>> Start Available records
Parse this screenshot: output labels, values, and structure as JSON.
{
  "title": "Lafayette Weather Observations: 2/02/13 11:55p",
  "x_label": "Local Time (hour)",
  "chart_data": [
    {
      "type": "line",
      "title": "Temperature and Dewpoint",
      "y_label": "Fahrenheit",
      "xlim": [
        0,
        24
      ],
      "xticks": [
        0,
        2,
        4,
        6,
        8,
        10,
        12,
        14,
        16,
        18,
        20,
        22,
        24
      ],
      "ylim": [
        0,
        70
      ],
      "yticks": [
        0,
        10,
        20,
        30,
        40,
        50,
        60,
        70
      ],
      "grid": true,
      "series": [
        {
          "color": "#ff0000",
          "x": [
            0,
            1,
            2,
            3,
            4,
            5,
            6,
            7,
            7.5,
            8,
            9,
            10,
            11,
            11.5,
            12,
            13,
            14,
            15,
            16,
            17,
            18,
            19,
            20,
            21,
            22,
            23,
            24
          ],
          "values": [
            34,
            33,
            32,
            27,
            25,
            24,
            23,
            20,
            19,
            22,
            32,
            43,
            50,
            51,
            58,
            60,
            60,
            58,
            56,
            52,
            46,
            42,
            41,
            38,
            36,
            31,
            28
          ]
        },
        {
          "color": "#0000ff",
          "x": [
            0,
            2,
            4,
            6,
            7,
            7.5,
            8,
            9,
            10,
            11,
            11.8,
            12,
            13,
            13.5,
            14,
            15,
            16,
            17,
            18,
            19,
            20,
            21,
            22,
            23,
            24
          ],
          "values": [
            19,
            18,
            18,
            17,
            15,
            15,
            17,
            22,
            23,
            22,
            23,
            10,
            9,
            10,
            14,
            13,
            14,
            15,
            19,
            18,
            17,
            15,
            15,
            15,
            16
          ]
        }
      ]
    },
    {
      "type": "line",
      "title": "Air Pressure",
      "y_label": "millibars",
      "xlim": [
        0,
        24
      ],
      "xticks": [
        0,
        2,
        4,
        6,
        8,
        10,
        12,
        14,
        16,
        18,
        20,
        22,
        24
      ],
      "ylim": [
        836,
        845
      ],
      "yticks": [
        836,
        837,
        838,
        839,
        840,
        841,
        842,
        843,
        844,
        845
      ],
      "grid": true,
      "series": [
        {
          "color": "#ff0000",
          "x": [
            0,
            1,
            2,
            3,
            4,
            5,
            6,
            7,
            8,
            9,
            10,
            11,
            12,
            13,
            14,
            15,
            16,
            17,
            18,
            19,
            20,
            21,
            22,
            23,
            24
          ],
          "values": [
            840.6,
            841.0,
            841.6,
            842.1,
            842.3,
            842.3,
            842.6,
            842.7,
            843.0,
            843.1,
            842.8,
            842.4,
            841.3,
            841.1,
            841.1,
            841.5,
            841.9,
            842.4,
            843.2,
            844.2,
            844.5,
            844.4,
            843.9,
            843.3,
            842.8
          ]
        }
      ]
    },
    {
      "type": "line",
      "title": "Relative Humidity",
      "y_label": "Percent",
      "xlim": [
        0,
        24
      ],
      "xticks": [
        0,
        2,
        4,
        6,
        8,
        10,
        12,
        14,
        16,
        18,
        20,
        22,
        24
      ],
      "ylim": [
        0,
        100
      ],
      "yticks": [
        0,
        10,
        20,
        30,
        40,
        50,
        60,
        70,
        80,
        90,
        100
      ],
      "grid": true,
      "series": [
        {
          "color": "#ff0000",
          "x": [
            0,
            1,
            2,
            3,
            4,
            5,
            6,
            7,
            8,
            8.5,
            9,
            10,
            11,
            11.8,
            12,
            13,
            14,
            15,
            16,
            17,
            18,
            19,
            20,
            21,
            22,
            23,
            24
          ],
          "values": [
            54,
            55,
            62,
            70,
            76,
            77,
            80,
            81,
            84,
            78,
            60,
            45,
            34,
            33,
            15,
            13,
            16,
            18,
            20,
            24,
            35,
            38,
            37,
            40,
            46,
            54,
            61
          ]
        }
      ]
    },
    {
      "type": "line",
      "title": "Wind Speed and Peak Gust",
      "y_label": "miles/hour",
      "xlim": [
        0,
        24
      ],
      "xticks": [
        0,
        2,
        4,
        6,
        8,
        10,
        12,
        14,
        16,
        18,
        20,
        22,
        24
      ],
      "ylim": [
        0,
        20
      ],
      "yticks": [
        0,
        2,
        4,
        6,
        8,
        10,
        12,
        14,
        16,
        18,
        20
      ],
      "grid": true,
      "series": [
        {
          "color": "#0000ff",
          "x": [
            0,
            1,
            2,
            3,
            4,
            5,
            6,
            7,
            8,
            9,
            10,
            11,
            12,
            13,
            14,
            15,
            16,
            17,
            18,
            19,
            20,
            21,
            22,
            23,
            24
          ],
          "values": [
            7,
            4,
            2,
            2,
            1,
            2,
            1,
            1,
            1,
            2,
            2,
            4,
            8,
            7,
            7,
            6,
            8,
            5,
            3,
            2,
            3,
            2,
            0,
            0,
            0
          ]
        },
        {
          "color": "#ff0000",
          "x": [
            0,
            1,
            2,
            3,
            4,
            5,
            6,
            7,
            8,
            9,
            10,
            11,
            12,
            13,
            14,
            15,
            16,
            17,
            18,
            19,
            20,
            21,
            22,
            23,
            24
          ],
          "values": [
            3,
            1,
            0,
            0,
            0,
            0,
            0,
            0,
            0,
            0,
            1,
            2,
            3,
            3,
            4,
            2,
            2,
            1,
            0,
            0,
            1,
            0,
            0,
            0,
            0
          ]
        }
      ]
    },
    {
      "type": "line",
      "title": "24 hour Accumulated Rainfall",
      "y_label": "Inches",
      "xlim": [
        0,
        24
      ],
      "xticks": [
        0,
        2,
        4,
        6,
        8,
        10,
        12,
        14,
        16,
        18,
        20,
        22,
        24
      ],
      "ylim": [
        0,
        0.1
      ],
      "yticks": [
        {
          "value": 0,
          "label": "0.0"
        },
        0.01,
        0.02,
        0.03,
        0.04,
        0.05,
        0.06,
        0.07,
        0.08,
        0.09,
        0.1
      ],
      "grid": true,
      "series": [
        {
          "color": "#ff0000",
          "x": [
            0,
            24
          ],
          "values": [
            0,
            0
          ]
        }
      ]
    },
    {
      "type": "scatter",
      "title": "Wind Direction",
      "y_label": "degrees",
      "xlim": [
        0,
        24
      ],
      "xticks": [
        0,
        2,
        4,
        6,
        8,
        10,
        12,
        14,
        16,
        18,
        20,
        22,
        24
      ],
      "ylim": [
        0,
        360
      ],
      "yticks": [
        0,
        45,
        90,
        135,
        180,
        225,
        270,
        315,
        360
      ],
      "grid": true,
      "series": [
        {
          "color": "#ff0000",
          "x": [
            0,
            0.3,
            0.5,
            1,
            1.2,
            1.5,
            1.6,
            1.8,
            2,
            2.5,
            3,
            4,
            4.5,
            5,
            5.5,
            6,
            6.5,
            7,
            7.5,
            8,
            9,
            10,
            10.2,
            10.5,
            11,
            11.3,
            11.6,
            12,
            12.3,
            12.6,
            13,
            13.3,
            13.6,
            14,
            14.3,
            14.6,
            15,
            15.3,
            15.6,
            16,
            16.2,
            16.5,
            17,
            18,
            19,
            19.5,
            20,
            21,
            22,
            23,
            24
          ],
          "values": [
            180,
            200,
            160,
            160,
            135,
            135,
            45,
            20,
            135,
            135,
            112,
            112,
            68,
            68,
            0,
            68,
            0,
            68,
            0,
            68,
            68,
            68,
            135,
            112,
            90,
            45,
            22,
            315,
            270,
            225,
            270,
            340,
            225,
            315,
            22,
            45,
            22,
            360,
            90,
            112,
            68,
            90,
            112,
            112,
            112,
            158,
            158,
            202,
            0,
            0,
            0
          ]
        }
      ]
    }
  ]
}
>> End Available records
>> Start Available records
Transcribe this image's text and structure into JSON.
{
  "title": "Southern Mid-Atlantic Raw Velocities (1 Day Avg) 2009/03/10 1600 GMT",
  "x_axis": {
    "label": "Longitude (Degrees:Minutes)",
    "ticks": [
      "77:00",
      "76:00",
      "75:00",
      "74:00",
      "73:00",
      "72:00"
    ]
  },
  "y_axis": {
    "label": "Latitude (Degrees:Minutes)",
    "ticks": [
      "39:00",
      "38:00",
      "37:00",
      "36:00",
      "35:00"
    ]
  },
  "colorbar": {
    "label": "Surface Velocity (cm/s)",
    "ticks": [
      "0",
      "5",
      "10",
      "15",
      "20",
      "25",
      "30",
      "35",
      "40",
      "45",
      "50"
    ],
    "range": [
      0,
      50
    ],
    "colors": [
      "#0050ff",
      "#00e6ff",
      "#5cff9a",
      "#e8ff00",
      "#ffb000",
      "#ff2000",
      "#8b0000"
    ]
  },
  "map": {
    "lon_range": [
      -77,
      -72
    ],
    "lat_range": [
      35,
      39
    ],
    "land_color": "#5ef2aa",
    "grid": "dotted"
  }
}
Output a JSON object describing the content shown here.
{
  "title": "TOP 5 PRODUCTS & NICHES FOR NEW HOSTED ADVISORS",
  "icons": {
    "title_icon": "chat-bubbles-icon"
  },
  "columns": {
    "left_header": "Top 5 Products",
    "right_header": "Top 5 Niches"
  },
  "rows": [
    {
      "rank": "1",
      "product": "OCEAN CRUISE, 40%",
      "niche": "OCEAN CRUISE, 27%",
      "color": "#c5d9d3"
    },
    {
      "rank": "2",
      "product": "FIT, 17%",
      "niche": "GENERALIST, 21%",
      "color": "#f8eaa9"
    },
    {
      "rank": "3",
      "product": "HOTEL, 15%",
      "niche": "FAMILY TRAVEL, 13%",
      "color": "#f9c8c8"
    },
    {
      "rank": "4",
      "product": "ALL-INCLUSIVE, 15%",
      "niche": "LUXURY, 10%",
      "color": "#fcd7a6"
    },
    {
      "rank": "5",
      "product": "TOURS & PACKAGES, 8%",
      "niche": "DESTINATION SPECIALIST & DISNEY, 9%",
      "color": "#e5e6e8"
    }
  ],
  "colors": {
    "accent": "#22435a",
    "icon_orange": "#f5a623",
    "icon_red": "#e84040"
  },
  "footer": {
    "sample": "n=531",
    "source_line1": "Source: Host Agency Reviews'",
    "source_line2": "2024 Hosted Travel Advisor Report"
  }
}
>> End Available records
Exercise
Go over the data above and copy every line that has the word "this" in it.

The solution
Parse this screenshot: output labels, values, and structure as JSON.
Transcribe this image's text and structure into JSON.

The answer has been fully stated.